*** Passage to read Section Begins ***
AS Douanes
- Chairman: Colonel Cheikh Diop
- Head coach: Pabi Guèye
- NM1: Champions
- BAL: Runners-up (Lost to Al Ahly)
- Senegalese Cup: Unknown
- Saint Michel Cup: Winners
- ← 20222024 →

= 2023 AS Douanes men's basketball season =

The AS Douanes men's basketball team played the 2023 season in the Nationale 1 (NM1) and the Basketball Africa League (BAL). Having won the previous national championship, the Douanes returned to the BAL after one-year of absence. They signed Terrell Stoglin and Chris Crawford for the season as American import players. On 27 September 2023, AS Douanes won its record-setting 11th national championship, thus overtaking ASFA as the Senegalese club with the most NM1 titles.

In the BAL, the Douanes finished second in the Sahara Conference after they won three straight games to make up for a 0–2 start. In the playoffs they became the first Senegalese team to reach the finals, when they defeated Petro de Luanda in the semifinal. They lost in the final to Al Ahly. Pabi Guèye won the BAL Coach of the Year Award.
*** Passage to read Section Ends ***
*** Extracted entries Section Begins ***
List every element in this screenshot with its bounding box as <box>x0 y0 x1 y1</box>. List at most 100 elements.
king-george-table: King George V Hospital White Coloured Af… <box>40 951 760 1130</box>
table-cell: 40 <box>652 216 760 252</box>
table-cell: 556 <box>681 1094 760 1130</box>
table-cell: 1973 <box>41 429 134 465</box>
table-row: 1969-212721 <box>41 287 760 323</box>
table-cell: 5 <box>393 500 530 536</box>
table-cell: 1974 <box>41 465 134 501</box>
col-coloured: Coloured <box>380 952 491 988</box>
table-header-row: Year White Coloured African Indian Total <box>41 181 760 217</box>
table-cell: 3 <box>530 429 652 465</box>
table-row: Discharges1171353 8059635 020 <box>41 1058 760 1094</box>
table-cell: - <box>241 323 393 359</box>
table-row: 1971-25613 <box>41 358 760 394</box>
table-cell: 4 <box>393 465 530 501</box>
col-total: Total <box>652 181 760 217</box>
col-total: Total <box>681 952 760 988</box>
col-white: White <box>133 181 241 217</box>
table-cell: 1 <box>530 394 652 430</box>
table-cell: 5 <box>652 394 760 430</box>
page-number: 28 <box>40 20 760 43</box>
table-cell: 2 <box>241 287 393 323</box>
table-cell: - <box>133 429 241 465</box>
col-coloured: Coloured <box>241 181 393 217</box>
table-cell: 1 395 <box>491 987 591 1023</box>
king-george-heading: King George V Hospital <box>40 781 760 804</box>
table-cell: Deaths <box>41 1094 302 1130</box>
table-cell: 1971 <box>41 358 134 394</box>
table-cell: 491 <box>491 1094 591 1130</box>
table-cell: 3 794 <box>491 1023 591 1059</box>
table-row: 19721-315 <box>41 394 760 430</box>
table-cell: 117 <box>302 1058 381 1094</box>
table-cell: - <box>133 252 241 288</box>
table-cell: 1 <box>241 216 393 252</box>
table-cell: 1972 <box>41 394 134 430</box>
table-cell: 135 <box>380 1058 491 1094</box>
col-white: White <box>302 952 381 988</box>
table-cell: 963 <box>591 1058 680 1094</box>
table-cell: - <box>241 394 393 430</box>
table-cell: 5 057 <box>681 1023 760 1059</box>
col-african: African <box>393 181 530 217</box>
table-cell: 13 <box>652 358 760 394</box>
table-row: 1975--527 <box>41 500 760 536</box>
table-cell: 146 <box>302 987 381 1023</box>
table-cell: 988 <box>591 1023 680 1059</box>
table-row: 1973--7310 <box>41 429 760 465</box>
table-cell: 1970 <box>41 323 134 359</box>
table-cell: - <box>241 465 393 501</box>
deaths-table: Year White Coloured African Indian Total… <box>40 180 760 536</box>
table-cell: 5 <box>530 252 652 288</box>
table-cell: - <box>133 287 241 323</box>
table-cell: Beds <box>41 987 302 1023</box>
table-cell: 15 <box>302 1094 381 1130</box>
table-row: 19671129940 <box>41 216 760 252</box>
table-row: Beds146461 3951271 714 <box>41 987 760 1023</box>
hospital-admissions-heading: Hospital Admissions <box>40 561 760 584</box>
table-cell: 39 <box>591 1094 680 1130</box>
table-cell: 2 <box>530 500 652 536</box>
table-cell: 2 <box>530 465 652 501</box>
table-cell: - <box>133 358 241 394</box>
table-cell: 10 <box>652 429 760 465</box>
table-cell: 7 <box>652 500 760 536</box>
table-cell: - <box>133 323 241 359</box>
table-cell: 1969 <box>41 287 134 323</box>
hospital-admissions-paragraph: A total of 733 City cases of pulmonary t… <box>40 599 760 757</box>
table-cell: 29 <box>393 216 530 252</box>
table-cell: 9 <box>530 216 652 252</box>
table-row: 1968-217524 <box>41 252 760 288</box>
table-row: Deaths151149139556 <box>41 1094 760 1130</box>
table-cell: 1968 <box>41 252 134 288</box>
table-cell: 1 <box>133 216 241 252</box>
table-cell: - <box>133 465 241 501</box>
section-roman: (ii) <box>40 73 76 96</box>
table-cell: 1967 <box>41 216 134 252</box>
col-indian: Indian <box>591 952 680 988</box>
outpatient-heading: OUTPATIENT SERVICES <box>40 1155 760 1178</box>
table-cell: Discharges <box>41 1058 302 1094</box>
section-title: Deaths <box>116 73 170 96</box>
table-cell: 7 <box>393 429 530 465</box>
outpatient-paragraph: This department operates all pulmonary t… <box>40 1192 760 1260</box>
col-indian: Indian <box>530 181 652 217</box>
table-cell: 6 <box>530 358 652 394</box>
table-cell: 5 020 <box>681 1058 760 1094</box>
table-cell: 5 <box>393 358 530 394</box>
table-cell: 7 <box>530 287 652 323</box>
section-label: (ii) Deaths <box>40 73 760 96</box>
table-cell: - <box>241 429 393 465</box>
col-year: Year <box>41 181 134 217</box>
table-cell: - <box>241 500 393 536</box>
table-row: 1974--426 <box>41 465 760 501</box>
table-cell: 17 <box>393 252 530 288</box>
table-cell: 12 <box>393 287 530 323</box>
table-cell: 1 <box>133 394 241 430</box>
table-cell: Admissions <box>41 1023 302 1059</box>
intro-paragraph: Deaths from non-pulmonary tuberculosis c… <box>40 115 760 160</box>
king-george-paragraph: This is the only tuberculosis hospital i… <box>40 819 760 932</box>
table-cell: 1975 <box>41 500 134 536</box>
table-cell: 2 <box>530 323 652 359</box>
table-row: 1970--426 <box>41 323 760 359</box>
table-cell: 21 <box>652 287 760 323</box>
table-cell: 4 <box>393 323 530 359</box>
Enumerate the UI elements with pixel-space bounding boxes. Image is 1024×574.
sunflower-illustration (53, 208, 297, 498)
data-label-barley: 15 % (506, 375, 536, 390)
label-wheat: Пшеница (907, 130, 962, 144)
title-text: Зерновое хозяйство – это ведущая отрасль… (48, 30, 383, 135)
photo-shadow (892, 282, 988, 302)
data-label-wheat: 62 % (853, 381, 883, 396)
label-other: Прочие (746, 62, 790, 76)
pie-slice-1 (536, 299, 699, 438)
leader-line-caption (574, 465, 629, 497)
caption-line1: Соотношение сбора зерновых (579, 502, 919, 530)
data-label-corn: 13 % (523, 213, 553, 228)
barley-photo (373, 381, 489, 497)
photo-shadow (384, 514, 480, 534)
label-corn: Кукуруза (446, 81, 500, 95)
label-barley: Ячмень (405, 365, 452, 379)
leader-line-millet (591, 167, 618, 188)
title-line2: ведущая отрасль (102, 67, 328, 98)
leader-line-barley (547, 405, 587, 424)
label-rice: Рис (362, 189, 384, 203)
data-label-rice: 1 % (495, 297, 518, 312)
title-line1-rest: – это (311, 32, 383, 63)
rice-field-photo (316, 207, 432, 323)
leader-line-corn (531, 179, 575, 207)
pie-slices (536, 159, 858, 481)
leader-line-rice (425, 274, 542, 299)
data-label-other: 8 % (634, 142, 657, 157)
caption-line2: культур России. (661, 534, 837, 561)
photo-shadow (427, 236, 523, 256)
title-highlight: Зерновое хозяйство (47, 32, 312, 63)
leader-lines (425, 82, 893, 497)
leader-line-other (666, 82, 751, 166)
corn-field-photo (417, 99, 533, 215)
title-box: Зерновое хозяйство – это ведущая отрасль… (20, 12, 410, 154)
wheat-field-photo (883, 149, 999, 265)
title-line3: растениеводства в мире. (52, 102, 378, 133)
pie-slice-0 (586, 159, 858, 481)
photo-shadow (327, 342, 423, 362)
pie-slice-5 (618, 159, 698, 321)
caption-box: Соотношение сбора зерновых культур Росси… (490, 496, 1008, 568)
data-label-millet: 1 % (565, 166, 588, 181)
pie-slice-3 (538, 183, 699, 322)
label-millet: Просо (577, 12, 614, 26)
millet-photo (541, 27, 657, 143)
*** Extracted entries Section Ends ***
(Required work)
a - In the AS Douanes season text, which team did the Douanes defeat in the BAL semifinal?
b - Write a continuation of the AS Douanes season text, starting after its final sentence.

(Task answers)
a - Petro de Luanda

b -
On 7 May, AS Douanes also won their 5th Saint Michel Cup.

== Transactions ==

=== In ===

| No. | Pos. | Nat. | Name | Age | Moving from |  | Type | Ends | Date | Source |
|---|---|---|---|---|---|---|---|---|---|---|
| 5 | G | Senegal | Jean Jacques Boissy | 21 | Cornellà | Spain | Free agent | 2023 |  |  |
| 41 | G | United States | Terrell Stoglin | 31 | Al-Ittihad Aleppo | Syria | Free agent | May 2023 (BAL only) | January 20, 2023 |  |
| 1 | SG | United States | Chris Crawford | 30 | Patriots | Rwanda | Free agent | May 2023 (BAL only) | January 20, 2023 |  |
| 11 | PF/C | Ghana | Bryan Osei | 34 | Free agent |  | Free agent | May 2023 (BAL only) | February 6, 2023 |  |
| 4 | C | South Sudan | Khaman Maluach | 16 | NBA Academy Africa | Senegal | Drafted | May 2023 (BAL only) | February 28, 2023 |  |
| 34 | C | Nigeria | Ifeanyichukwu Ochereobia | 33 | Cheshire Phoenix | United Kingdom | Free agent | May 2023 (BAL only) | March 1, 2023 |  |

== Awards ==

| Date | Player | Award |
| 26 May 2023 | Pabi Guèye | BAL Coach of the Year |
| 27 May 2023 | Jean Jacques Boissy | All-BAL First Team |
Chris Crawford

== Player statistics ==

=== BAL ===
After all games.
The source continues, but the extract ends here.